Find every line in the records below that holds the word "Church" and copy it.

────────

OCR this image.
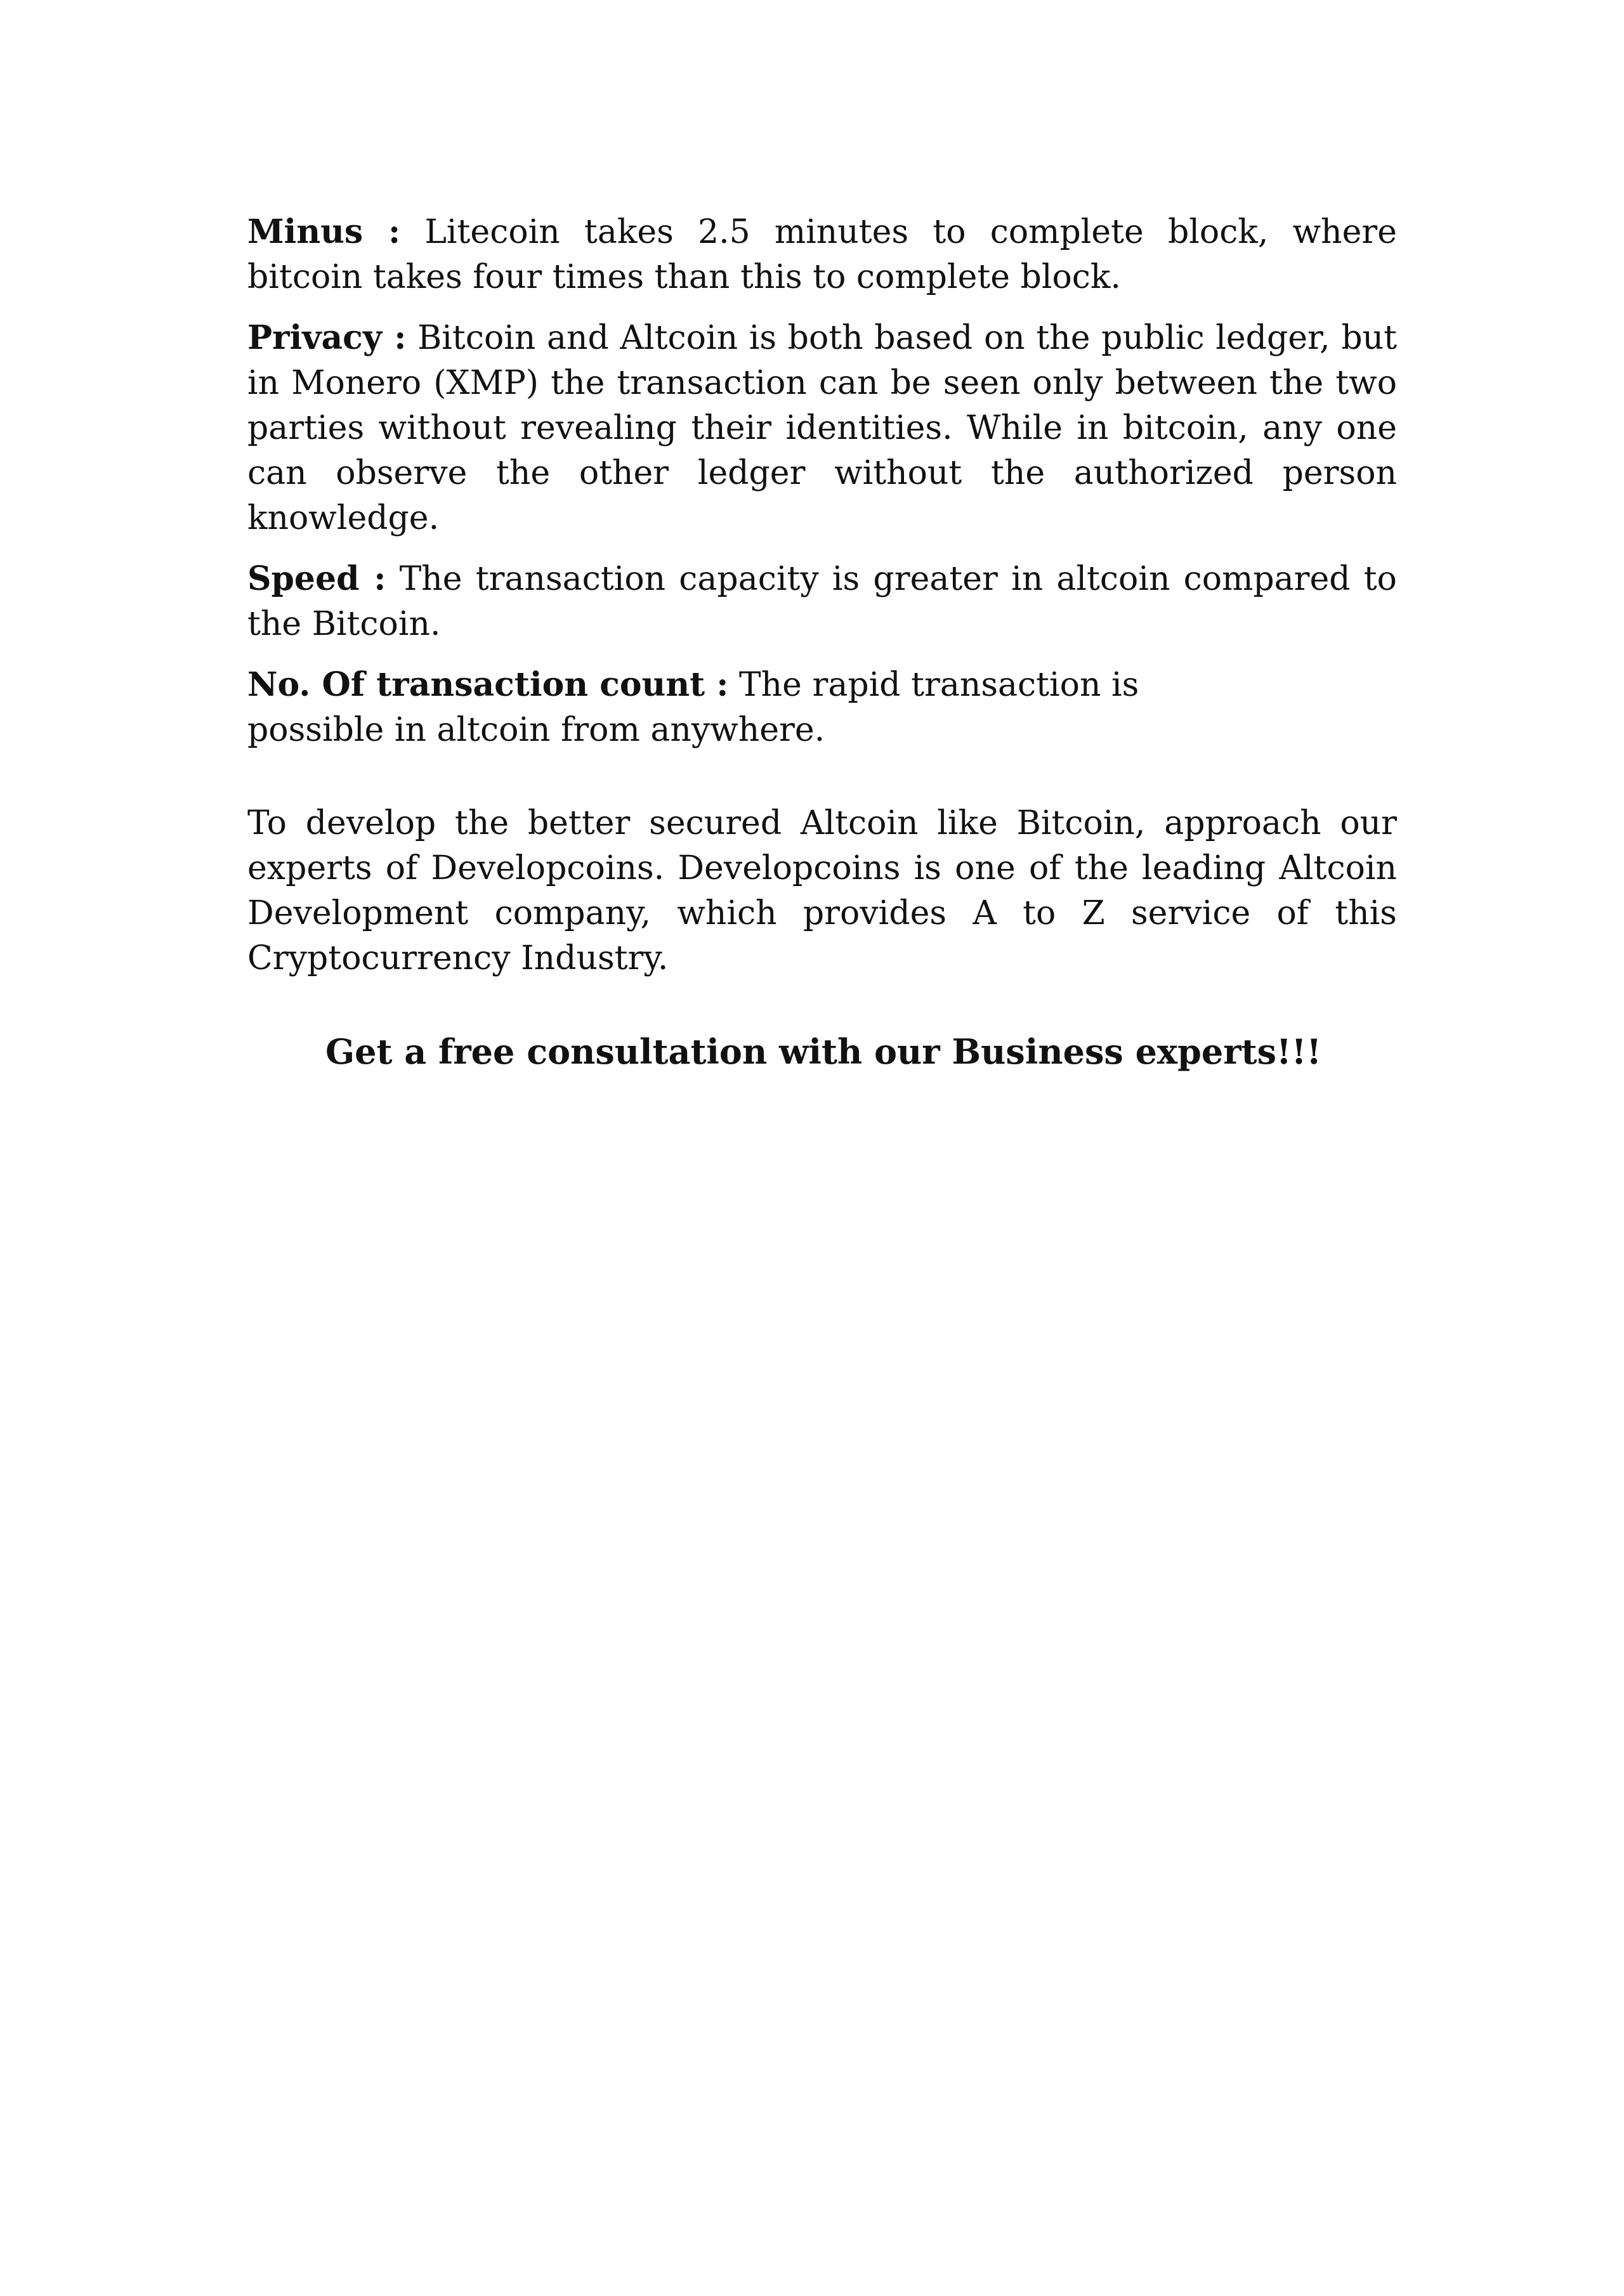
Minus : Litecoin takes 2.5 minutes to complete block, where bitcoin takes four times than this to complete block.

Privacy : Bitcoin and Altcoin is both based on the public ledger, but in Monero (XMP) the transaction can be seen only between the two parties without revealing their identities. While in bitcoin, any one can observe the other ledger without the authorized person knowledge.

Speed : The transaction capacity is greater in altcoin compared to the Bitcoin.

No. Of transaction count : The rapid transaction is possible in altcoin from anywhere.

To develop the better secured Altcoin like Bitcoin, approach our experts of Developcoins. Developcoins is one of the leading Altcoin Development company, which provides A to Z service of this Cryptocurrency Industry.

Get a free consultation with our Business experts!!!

────────

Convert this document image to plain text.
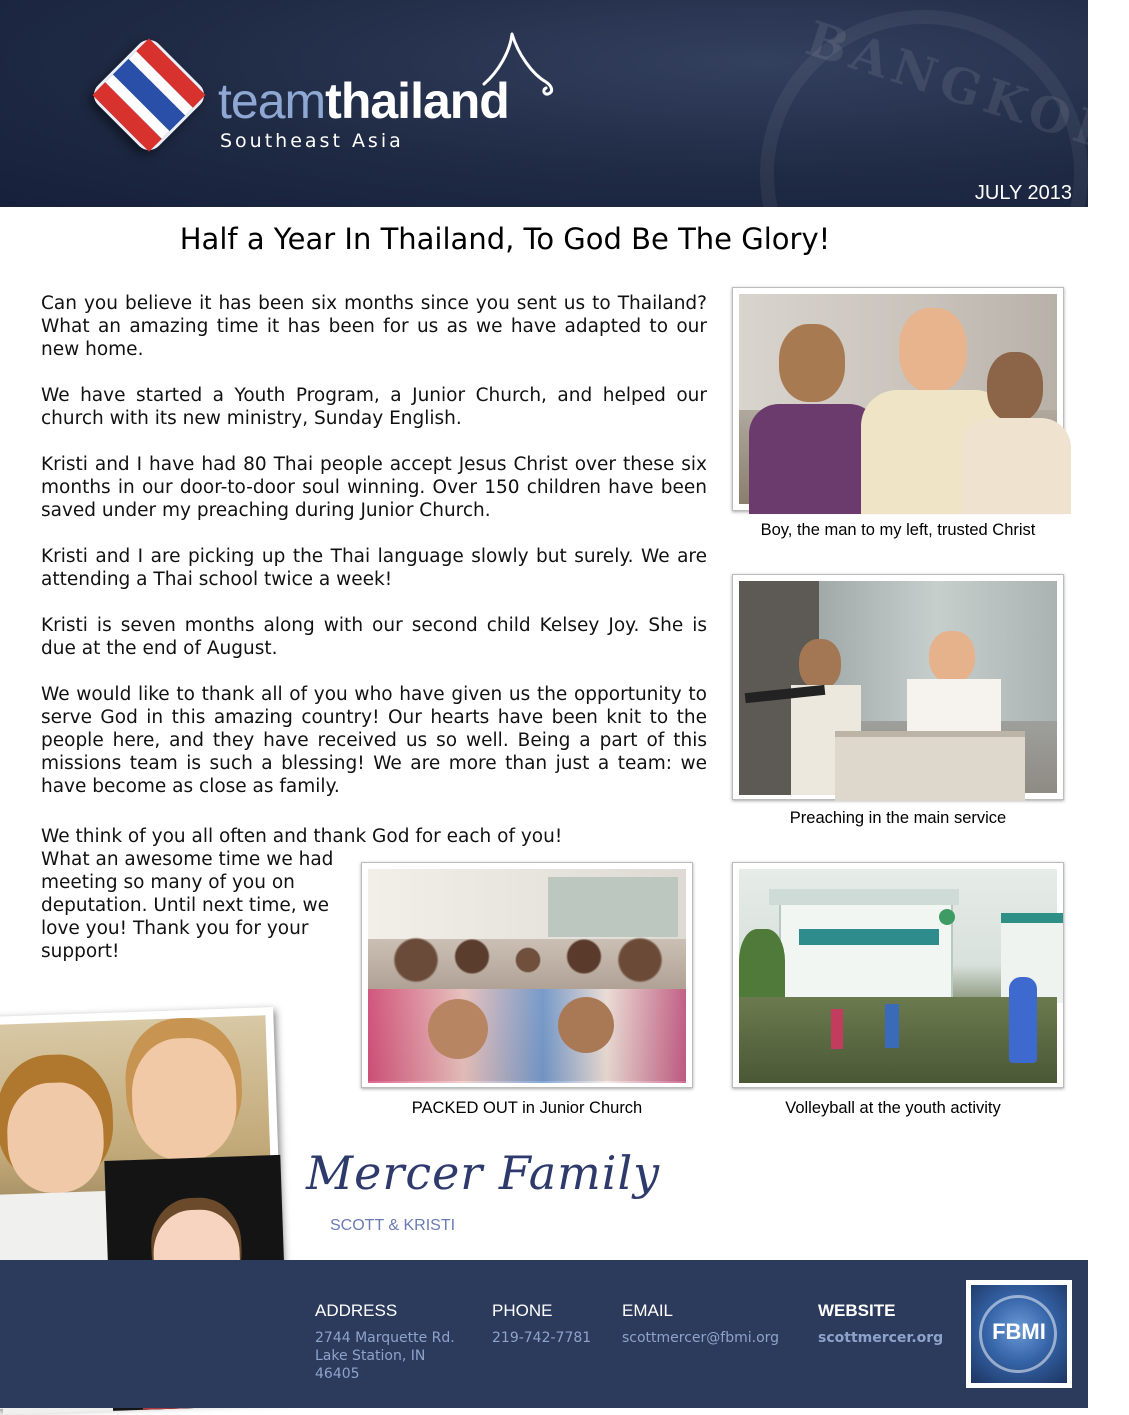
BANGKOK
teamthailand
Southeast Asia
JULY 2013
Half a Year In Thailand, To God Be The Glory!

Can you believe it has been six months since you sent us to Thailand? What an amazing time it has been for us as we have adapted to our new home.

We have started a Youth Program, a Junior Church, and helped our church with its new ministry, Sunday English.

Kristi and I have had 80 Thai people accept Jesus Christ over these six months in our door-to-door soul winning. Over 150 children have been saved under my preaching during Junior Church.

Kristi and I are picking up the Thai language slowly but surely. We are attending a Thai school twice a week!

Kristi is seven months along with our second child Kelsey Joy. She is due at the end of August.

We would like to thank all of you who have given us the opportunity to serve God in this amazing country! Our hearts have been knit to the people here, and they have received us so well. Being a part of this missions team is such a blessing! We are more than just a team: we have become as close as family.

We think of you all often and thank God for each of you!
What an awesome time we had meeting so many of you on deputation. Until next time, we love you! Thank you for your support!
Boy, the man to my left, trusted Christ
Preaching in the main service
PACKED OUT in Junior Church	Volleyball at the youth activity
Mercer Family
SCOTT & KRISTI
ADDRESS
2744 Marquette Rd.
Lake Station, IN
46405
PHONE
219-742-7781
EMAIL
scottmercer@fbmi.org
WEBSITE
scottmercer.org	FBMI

────────

[SOLVED EXERCISE]:
We have started a Youth Program, a Junior Church, and helped our church with its new ministry, Sunday English.
Kristi and I have had 80 Thai people accept Jesus Christ over these six months in our door-to-door soul winning. Over 150 children have been saved under my preaching during Junior Church.
PACKED OUT in Junior Church	Volleyball at the youth activity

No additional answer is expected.